──────── DATA SHOWN

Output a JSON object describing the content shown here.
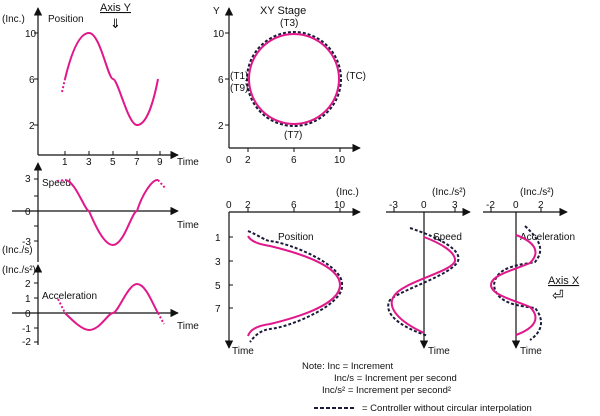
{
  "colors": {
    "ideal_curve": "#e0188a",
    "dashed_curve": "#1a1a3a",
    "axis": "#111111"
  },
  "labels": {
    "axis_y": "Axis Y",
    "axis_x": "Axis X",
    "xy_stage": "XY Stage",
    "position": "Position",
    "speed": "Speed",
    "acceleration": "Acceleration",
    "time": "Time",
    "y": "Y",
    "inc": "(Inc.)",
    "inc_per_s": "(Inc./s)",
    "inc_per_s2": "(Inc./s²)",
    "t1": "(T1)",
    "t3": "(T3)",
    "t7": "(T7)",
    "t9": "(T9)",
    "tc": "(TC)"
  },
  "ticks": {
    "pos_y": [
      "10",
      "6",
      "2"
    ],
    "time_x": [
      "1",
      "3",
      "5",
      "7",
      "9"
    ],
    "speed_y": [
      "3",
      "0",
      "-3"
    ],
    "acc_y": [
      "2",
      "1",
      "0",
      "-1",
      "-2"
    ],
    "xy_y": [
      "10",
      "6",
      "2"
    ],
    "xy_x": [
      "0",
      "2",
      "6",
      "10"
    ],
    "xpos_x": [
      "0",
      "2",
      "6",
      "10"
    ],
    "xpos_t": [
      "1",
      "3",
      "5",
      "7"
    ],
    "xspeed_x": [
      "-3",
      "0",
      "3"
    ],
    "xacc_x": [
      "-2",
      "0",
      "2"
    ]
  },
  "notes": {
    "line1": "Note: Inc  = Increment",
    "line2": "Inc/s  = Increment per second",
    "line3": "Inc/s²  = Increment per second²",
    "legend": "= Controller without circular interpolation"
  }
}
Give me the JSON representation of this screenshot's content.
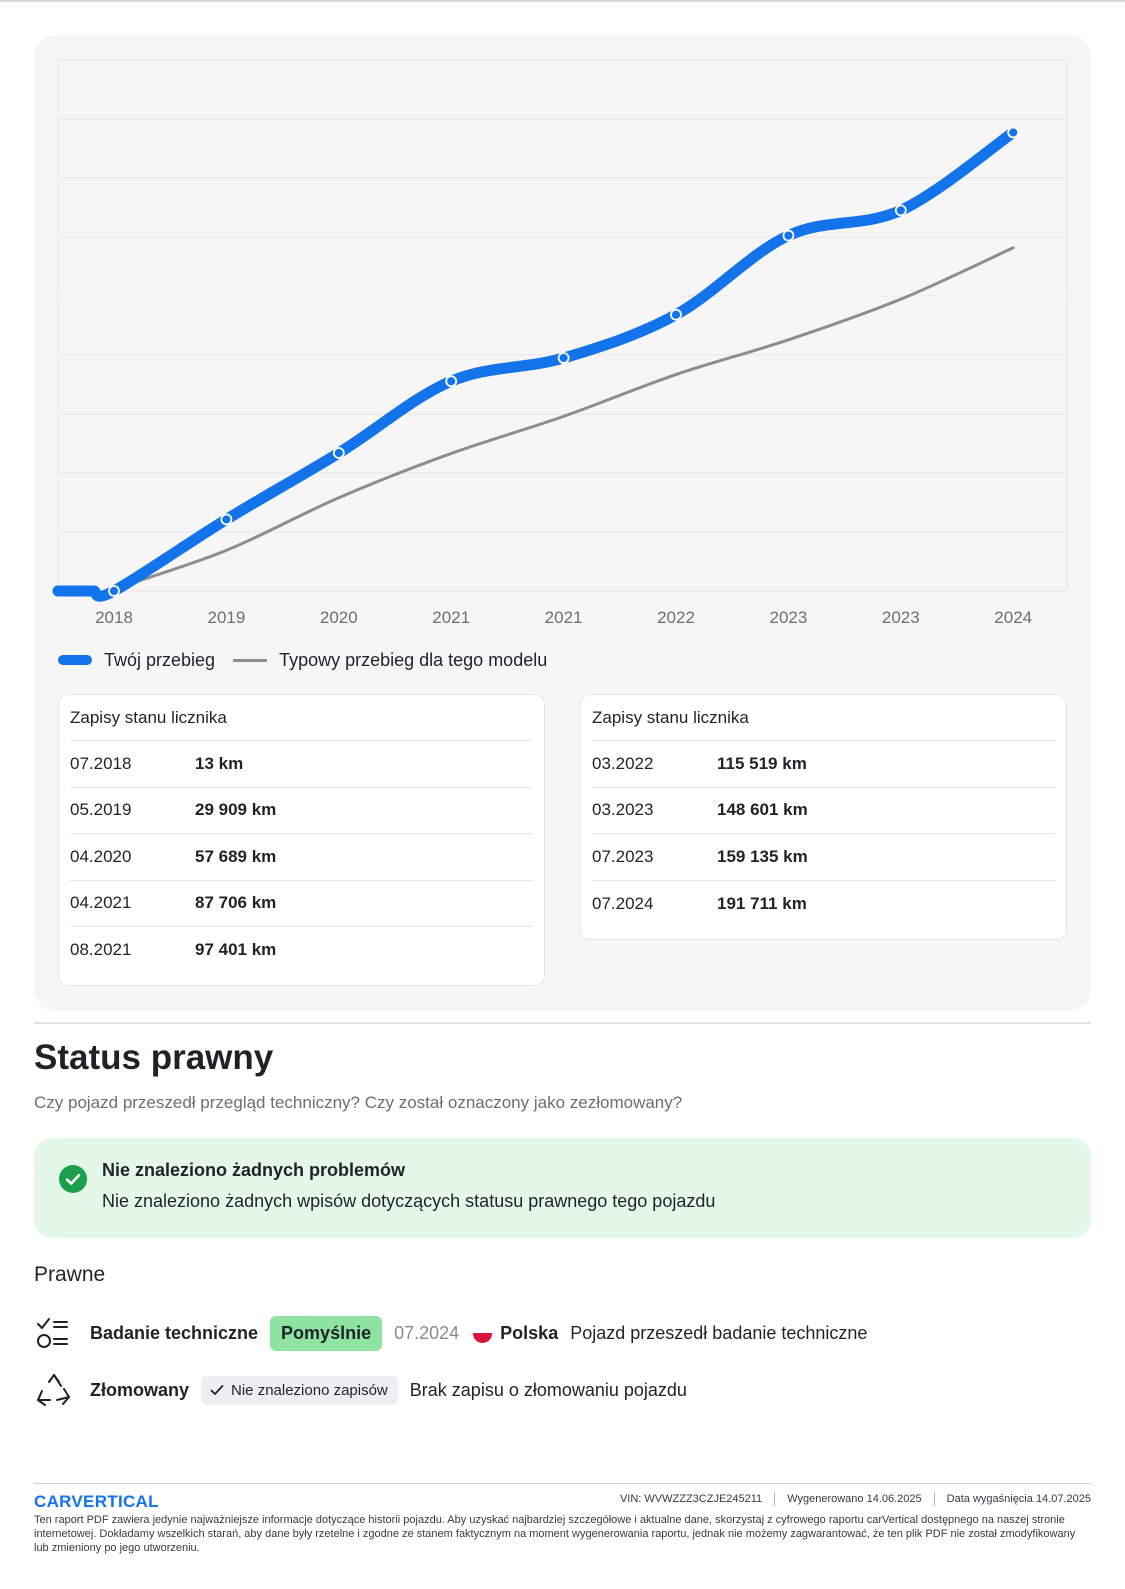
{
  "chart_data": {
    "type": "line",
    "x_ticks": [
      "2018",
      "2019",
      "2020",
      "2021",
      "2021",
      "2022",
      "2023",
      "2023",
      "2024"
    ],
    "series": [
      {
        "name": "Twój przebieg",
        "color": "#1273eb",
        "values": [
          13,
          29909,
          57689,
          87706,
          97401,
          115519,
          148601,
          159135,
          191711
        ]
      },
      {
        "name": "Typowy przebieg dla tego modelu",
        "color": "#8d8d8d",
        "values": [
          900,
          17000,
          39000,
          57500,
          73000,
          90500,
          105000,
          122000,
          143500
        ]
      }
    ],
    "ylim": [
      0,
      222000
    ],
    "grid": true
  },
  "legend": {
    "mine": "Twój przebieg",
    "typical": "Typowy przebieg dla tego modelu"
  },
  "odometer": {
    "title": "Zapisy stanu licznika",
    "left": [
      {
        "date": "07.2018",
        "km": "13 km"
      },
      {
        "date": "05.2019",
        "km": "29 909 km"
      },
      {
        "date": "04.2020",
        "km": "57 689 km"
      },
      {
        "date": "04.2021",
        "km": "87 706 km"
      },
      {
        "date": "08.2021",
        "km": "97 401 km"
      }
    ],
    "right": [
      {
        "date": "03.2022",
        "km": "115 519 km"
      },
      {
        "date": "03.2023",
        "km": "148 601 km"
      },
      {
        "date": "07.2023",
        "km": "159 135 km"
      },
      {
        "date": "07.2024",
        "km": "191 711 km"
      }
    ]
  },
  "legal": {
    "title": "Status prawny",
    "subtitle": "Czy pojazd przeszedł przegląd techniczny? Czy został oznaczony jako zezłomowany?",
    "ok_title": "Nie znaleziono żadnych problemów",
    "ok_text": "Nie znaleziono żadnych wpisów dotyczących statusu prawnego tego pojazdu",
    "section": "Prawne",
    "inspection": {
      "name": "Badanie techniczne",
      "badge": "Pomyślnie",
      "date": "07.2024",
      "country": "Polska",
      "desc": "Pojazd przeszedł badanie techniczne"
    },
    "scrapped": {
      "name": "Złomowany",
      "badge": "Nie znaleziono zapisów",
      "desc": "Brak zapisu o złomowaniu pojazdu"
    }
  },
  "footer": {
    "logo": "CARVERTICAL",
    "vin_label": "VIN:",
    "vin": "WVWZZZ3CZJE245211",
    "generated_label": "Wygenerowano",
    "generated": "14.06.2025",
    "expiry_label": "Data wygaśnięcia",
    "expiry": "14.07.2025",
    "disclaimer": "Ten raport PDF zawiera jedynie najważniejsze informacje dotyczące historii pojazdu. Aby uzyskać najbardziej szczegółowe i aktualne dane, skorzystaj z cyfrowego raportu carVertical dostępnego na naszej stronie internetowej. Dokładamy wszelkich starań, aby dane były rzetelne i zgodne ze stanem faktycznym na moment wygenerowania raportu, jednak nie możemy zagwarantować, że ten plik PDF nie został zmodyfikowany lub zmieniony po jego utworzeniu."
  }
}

────────────────
──────── DATA SHOWN

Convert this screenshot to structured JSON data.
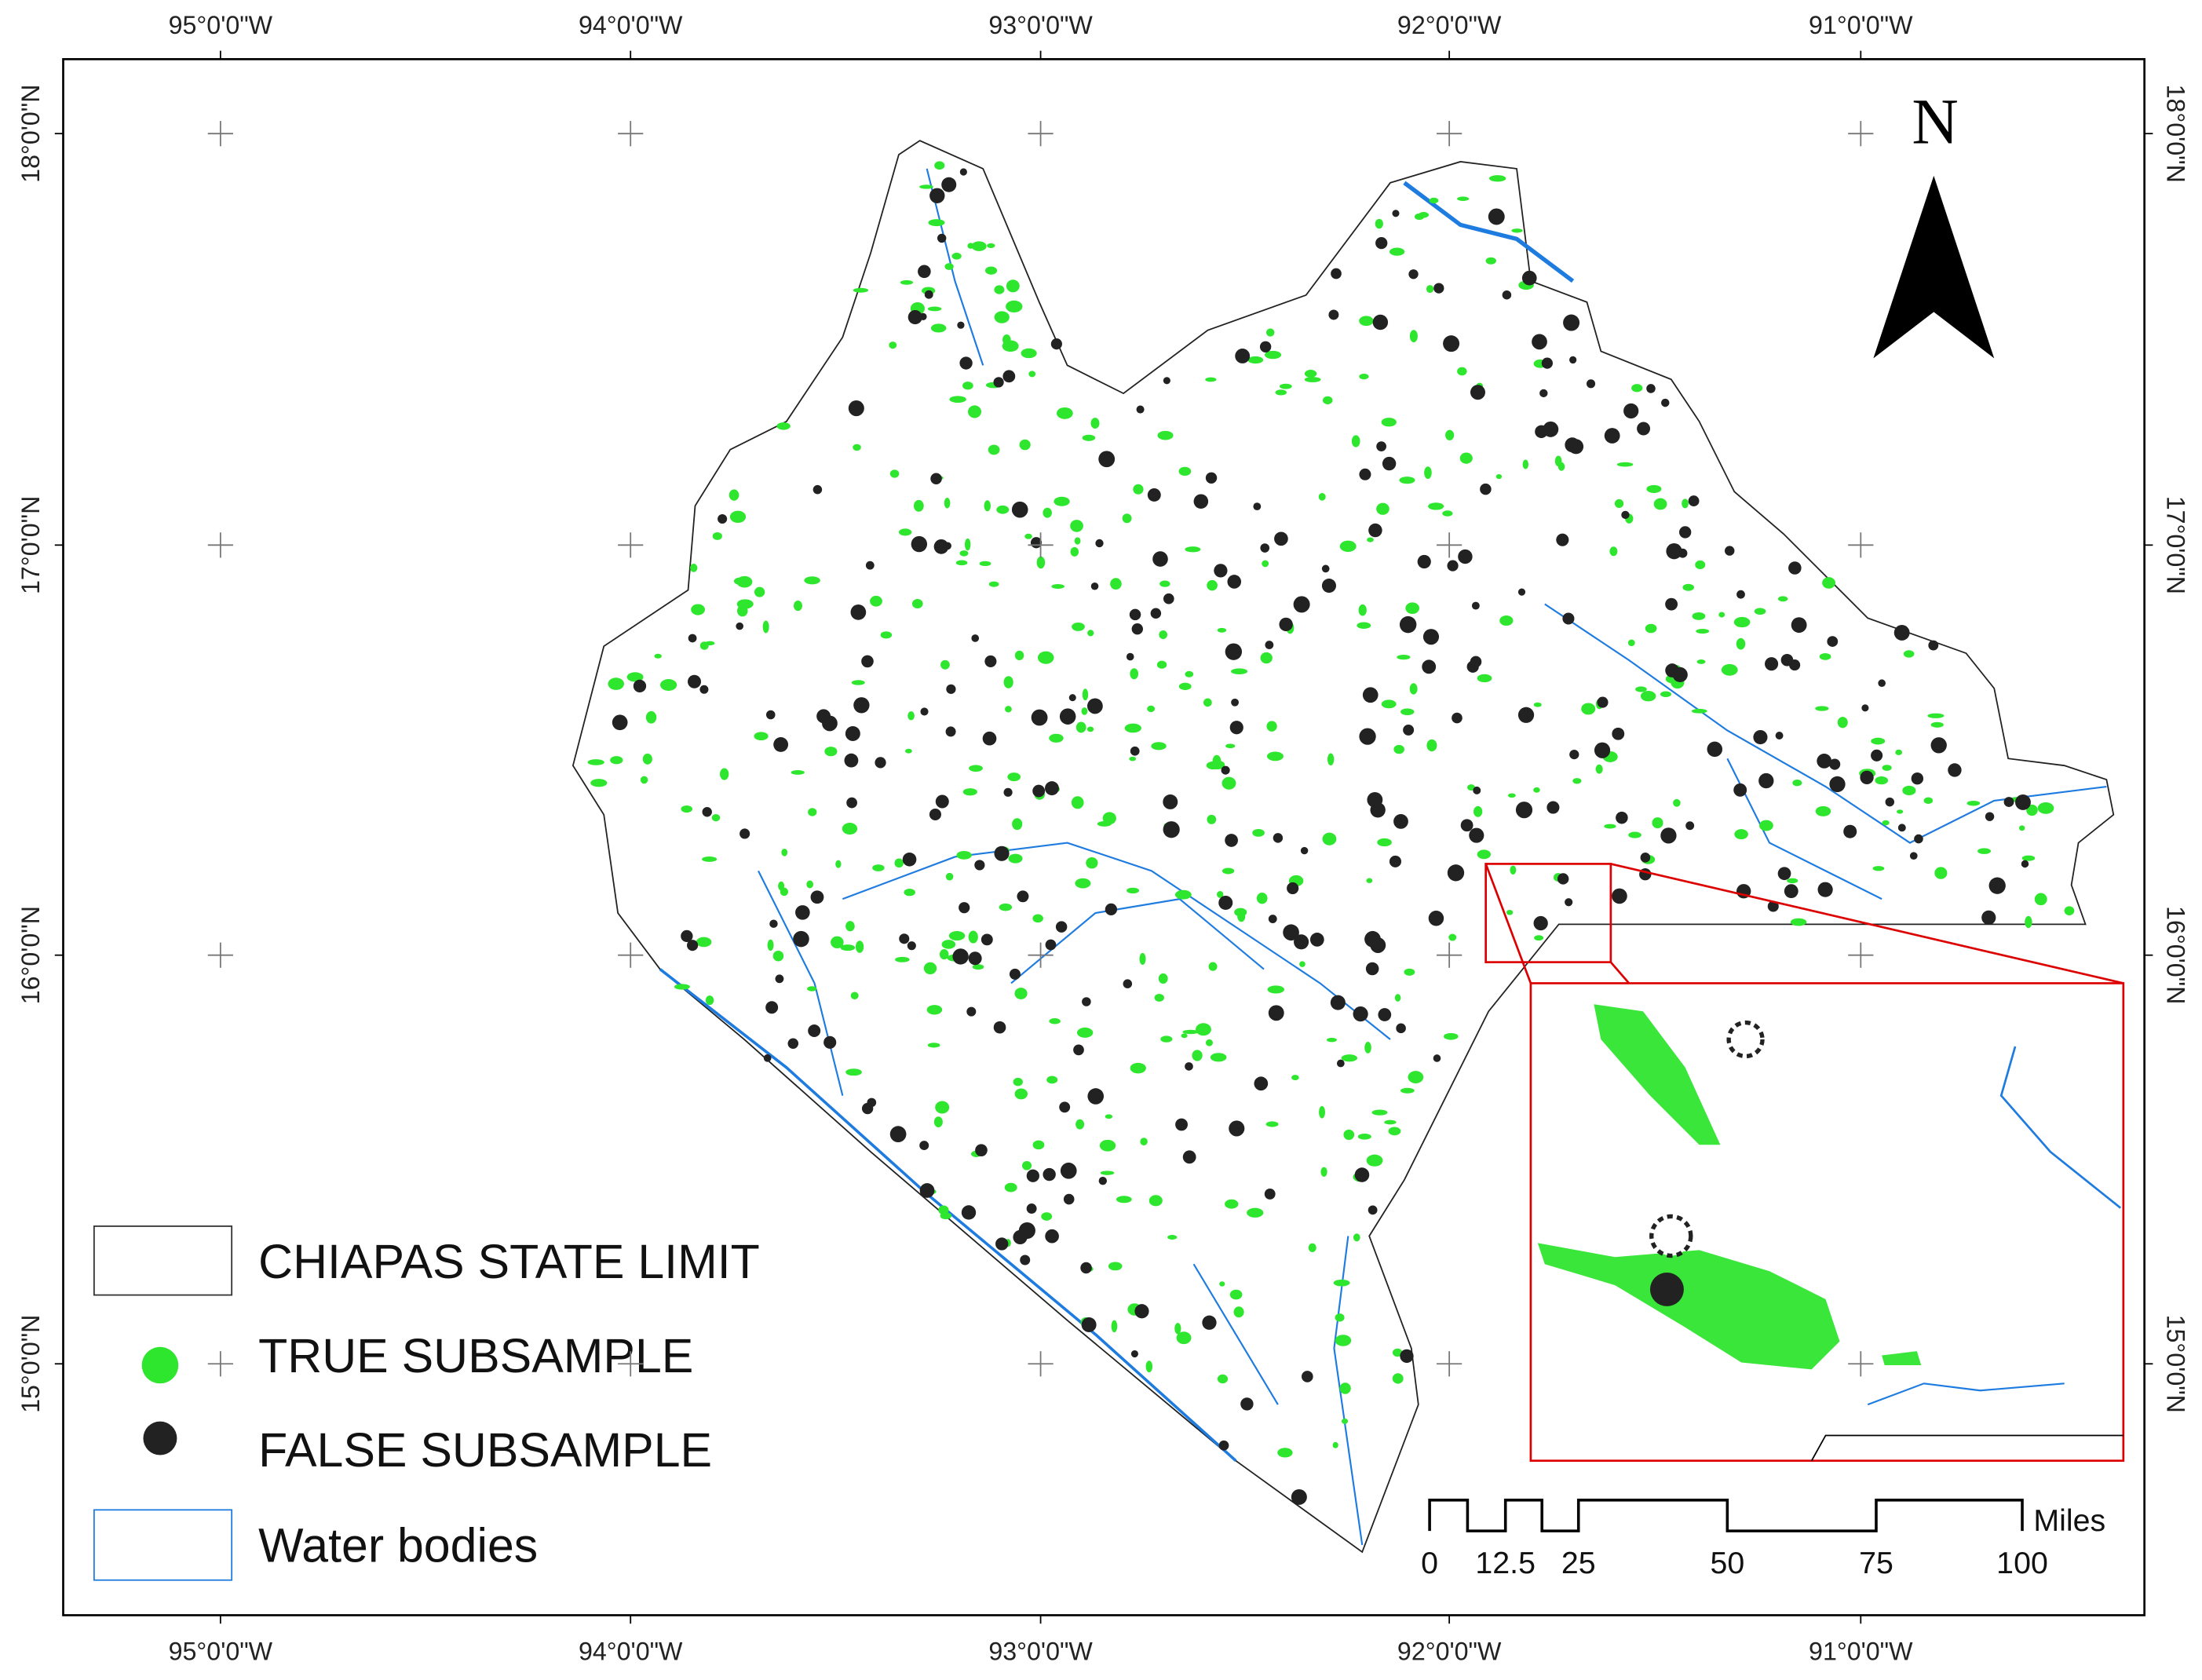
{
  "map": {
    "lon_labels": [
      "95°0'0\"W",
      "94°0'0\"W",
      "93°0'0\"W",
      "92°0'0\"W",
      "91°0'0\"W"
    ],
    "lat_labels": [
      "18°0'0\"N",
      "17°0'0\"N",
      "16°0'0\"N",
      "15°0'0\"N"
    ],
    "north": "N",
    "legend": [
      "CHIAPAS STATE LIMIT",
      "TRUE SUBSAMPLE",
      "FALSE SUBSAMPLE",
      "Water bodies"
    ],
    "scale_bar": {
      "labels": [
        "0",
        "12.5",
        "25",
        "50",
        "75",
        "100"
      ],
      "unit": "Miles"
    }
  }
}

────────────────

» WRITTEN TASK:
Show each line holding the word "techniczne".

» EXERCISE RESPONSE:
      "name": "Badanie techniczne",
      "desc": "Pojazd przeszedł badanie techniczne"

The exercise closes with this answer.